*Written instruction*. Each line below either holds the string "Daily" or doesn't. Count those that do and give only the number.

──────

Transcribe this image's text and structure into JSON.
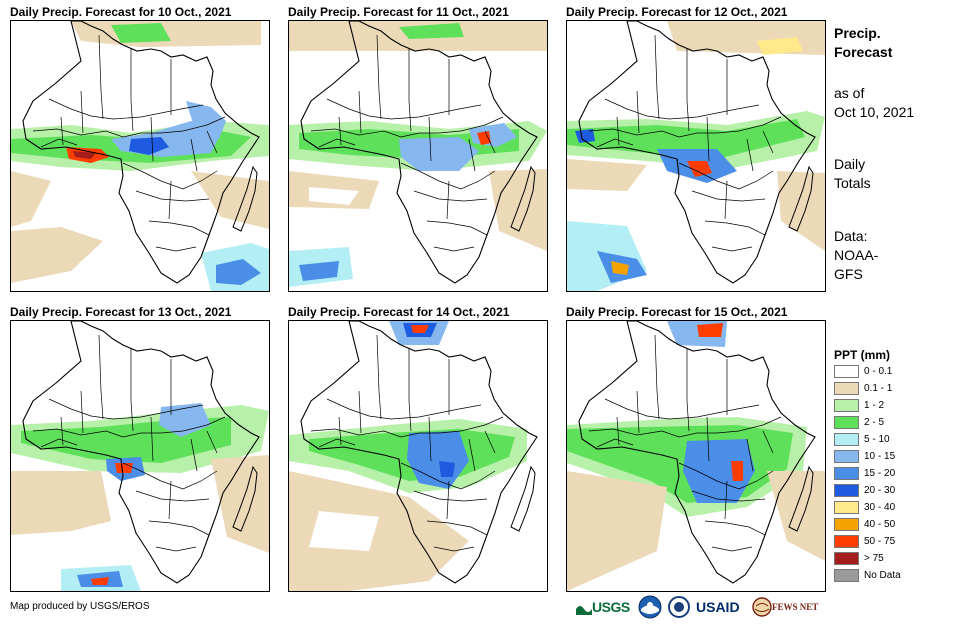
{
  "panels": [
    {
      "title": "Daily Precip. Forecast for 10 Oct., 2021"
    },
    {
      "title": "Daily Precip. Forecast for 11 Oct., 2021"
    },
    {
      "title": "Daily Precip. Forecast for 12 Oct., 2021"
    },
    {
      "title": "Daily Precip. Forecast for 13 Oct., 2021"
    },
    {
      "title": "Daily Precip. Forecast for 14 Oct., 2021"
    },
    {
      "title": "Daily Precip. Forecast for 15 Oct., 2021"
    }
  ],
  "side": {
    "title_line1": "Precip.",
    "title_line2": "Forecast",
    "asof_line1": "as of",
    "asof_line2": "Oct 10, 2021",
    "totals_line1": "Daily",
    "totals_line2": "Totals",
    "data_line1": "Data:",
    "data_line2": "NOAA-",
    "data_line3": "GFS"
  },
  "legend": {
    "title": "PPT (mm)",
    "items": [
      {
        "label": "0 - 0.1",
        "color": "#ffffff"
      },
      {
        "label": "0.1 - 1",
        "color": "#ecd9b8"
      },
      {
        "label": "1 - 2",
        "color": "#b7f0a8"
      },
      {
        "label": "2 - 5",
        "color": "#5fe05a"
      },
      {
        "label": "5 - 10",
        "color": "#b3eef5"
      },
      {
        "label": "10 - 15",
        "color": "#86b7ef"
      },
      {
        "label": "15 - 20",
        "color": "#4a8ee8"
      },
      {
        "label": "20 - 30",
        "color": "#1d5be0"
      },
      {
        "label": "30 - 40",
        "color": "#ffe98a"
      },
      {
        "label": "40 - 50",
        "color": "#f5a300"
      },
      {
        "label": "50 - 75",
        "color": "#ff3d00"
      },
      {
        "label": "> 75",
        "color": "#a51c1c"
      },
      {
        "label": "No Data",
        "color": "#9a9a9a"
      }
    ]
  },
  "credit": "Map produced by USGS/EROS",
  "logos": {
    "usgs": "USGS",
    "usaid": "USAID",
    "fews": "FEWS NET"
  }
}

──────

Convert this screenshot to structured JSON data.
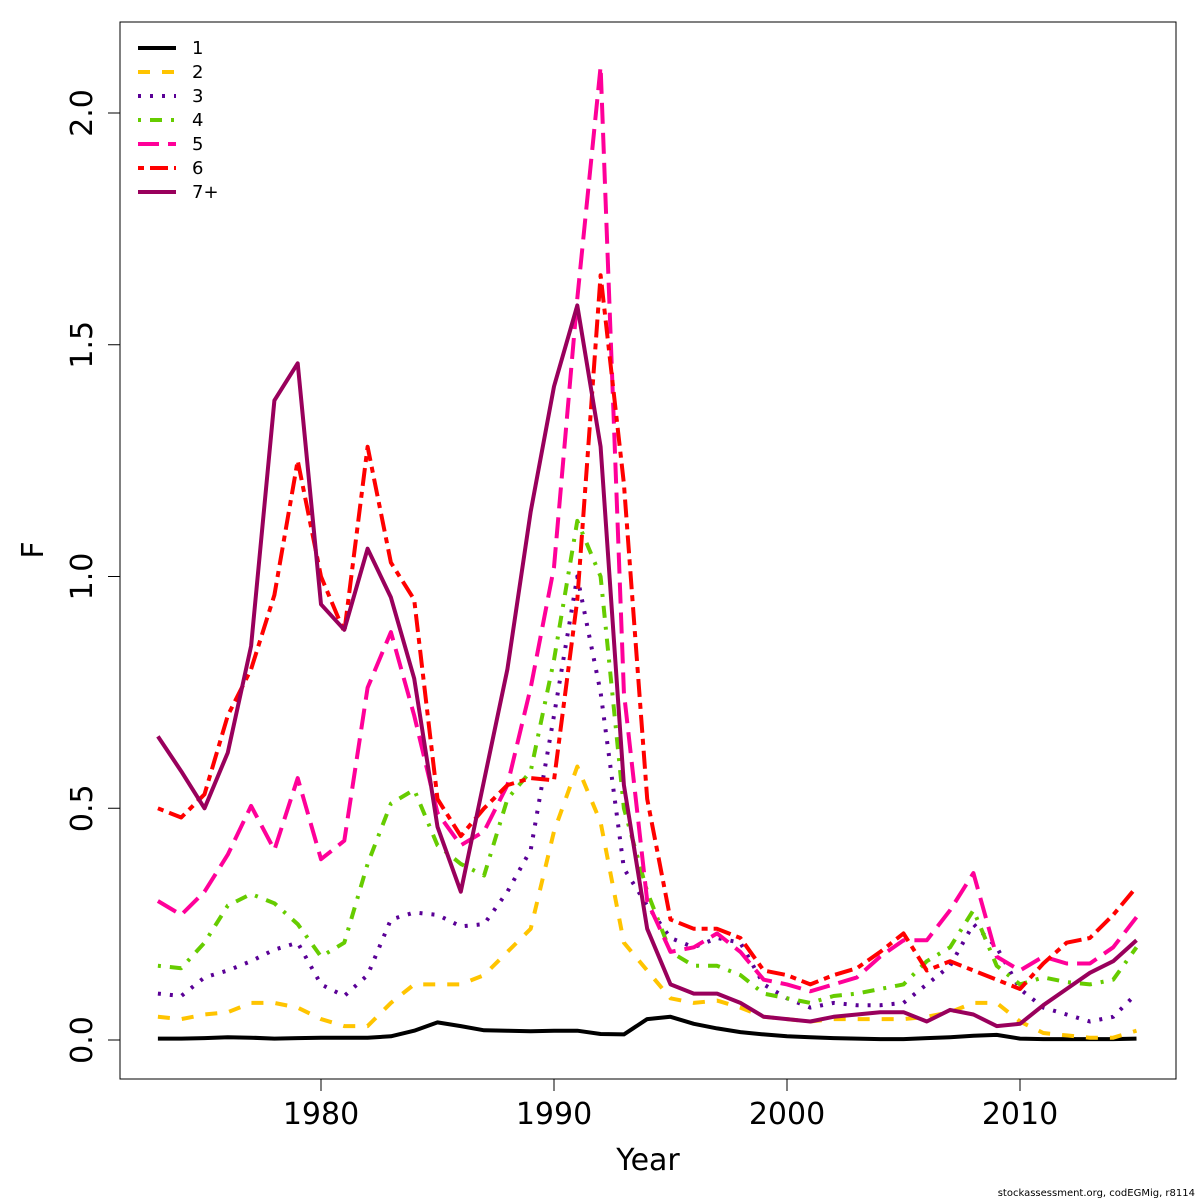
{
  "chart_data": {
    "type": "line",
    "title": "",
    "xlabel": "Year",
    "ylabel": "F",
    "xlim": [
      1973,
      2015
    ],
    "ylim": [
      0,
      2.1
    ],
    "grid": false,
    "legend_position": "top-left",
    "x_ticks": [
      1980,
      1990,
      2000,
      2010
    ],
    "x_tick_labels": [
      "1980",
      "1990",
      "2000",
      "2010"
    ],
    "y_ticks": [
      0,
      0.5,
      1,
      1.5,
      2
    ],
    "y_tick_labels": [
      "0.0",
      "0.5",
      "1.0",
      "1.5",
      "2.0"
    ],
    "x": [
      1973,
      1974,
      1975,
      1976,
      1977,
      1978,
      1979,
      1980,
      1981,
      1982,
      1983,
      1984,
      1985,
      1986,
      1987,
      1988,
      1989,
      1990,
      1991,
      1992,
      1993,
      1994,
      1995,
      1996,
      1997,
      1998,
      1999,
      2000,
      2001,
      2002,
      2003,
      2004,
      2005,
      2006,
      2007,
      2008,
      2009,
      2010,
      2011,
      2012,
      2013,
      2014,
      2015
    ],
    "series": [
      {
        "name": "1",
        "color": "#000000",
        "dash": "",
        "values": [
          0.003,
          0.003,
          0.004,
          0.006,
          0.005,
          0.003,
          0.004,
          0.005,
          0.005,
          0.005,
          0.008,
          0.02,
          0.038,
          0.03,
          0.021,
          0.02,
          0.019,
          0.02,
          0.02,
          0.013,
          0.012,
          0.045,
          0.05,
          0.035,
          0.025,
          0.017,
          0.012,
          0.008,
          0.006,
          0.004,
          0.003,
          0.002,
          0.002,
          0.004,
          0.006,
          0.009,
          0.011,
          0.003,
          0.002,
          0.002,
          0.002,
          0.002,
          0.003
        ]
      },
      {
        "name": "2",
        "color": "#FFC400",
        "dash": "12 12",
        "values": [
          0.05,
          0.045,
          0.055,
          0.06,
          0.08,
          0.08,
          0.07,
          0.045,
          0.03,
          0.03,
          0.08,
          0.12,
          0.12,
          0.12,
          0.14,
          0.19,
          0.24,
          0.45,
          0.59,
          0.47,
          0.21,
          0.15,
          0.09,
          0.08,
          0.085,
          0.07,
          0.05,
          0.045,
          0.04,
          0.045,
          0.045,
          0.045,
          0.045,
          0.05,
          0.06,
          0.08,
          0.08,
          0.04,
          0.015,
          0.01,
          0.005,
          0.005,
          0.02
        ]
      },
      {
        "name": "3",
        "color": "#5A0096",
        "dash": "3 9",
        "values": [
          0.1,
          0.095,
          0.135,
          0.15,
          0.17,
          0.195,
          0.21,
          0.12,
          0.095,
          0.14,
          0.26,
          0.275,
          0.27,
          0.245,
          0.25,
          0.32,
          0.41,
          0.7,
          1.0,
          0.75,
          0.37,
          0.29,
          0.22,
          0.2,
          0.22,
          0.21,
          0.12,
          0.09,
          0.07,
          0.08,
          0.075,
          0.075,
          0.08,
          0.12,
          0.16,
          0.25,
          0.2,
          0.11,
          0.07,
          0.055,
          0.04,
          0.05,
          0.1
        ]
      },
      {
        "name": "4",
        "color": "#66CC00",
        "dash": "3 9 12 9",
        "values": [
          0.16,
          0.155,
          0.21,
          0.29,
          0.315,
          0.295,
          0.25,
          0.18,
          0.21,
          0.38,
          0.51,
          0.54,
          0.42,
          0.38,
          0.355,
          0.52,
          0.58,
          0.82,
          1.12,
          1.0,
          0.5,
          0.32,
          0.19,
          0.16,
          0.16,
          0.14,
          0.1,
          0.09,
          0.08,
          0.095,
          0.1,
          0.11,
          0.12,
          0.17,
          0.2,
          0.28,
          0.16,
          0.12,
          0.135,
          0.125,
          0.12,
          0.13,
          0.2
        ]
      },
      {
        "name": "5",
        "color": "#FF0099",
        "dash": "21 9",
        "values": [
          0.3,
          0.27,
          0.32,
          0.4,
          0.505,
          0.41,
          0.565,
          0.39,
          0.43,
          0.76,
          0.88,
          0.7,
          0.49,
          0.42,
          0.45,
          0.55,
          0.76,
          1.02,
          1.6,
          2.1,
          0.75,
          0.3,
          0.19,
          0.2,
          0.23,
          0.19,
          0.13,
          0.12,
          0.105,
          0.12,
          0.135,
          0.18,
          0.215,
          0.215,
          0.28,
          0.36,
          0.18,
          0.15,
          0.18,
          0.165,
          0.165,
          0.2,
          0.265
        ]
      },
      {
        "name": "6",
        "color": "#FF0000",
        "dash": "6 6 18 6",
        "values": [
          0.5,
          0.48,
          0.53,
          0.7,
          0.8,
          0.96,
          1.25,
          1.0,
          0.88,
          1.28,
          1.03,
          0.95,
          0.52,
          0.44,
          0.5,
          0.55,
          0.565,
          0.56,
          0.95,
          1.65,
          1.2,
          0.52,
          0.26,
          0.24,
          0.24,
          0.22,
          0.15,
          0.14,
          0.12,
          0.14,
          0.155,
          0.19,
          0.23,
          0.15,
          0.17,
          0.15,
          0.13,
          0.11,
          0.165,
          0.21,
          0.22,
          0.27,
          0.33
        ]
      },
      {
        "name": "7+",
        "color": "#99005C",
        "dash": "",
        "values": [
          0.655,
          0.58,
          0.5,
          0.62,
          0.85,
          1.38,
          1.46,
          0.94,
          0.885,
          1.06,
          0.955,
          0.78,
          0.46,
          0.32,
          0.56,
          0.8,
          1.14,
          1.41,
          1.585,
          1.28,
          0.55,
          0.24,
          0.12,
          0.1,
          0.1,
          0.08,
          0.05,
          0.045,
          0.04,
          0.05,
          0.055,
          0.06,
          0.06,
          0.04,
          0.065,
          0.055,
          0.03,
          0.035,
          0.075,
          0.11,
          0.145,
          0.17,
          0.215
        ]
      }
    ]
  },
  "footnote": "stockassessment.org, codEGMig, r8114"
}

──────

*Response for this exercise*. 7